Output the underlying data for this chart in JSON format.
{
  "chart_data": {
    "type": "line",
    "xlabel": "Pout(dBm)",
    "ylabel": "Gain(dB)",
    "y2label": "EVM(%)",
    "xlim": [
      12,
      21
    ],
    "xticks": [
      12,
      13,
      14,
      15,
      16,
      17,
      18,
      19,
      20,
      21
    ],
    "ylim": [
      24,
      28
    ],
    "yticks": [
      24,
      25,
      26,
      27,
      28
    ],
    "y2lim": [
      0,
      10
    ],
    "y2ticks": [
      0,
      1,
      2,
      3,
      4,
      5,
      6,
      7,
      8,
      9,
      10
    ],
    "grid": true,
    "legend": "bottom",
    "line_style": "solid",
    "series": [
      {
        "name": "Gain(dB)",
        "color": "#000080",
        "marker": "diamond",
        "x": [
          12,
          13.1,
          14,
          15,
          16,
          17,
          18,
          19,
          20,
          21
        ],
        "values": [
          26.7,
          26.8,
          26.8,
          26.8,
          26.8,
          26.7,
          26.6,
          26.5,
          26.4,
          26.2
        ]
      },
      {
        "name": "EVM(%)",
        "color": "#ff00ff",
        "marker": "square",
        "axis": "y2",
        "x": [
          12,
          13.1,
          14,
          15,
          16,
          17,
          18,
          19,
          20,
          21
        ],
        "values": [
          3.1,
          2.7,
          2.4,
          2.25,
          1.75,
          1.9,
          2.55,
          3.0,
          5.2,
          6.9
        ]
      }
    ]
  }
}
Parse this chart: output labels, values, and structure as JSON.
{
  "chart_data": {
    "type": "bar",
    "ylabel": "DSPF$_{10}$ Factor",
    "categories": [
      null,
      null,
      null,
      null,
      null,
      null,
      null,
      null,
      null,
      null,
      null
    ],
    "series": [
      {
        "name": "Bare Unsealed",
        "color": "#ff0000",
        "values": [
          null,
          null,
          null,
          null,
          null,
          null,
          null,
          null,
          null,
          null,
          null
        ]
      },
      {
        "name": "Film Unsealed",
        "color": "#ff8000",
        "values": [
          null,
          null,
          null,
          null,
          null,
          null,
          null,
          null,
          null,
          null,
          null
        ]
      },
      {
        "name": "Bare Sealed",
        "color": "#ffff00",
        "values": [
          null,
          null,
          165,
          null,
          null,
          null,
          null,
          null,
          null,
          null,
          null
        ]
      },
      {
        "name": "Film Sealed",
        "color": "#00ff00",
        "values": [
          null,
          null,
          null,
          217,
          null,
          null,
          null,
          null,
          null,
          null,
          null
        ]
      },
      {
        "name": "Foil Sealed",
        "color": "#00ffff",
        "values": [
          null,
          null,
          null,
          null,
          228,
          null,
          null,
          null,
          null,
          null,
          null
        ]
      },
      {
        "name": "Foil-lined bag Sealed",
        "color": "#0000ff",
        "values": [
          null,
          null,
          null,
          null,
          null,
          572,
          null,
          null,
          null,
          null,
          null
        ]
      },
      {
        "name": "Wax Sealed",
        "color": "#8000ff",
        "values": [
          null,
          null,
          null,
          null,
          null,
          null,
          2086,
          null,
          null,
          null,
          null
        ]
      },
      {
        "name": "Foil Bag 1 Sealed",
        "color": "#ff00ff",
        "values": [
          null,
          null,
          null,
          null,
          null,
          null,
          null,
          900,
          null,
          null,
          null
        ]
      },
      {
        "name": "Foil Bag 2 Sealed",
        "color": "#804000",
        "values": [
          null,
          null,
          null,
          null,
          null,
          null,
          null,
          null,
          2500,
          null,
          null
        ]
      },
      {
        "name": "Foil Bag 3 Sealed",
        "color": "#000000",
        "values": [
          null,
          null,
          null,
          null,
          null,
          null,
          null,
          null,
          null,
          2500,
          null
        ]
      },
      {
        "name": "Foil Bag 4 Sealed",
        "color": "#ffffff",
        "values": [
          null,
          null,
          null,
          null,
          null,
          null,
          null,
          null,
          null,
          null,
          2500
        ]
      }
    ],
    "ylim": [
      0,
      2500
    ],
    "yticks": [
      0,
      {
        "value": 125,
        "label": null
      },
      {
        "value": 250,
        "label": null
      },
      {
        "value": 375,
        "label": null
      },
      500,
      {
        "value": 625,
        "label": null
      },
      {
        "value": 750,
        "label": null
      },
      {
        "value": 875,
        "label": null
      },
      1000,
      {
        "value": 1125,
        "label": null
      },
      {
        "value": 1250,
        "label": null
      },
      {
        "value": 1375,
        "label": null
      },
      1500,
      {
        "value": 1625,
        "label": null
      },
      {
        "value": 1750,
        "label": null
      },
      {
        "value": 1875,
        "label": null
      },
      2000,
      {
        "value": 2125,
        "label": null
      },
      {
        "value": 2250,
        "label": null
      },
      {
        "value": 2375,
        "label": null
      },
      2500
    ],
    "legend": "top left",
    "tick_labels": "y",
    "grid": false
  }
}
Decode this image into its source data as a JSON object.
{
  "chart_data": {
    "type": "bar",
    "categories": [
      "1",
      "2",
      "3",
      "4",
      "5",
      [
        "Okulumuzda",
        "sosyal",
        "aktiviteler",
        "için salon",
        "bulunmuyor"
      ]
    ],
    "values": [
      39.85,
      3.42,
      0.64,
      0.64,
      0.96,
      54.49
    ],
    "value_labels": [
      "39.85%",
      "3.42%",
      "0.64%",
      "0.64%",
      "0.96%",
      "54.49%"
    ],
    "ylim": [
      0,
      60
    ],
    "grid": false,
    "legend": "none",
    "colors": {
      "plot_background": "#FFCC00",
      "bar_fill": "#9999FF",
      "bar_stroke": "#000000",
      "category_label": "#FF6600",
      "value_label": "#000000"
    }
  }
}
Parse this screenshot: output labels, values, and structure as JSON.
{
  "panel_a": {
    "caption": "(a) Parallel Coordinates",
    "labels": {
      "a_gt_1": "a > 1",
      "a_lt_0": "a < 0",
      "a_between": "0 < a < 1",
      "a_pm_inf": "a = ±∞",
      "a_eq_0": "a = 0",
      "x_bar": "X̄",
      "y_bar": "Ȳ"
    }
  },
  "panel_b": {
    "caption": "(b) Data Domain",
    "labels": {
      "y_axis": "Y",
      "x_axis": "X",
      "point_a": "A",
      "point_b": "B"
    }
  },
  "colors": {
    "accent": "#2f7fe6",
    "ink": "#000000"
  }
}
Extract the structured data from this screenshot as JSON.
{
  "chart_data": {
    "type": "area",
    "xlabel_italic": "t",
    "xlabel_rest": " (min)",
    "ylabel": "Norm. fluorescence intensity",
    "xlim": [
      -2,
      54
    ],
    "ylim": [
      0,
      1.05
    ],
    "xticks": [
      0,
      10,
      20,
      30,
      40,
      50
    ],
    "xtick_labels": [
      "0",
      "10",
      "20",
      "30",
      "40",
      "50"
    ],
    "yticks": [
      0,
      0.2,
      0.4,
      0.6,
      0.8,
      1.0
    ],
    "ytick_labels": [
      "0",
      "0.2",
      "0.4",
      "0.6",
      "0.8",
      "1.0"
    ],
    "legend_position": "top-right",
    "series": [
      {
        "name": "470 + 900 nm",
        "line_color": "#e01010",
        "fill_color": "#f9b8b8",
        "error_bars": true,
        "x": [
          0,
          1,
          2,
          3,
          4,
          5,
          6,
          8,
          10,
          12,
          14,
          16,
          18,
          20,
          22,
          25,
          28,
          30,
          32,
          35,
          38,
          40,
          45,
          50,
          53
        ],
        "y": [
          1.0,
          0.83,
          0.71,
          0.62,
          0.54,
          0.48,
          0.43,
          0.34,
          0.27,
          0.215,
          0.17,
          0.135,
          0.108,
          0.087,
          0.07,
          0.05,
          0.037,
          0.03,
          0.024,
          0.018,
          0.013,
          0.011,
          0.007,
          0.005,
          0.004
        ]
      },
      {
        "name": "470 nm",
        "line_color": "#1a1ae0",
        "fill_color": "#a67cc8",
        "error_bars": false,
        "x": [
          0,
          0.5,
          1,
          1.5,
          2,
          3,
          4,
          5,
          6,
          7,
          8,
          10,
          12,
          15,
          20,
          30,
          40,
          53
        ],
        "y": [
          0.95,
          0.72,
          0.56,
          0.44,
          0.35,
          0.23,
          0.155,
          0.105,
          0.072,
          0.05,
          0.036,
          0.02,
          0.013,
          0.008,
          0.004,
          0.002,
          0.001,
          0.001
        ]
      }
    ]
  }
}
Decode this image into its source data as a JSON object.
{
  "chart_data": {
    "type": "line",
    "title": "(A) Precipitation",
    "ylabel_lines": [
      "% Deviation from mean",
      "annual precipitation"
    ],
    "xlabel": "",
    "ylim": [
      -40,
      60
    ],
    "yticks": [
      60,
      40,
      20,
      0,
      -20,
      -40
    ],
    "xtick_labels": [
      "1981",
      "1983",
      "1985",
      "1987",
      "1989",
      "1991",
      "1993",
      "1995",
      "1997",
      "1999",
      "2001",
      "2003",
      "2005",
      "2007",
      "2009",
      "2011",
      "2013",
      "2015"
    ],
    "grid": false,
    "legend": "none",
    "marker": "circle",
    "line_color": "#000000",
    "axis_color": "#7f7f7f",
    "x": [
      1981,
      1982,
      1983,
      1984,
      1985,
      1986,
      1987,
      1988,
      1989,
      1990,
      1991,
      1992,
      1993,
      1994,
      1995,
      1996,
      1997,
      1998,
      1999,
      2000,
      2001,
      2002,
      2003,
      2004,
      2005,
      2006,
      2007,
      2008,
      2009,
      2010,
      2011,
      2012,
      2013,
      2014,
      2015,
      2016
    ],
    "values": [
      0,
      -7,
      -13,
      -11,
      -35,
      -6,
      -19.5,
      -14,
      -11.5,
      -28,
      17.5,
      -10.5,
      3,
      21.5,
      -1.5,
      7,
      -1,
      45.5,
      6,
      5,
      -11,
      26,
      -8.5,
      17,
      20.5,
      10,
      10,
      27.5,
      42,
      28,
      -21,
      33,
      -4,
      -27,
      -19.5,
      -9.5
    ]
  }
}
★ ★ ★ ★ ★
◆ **TASK GOAL**
For this exercise, gather every line of the data that contains the word "marker".

◆ **CORRECT RESPONSE**
        "marker": "diamond",
        "marker": "square",
    "marker": "circle",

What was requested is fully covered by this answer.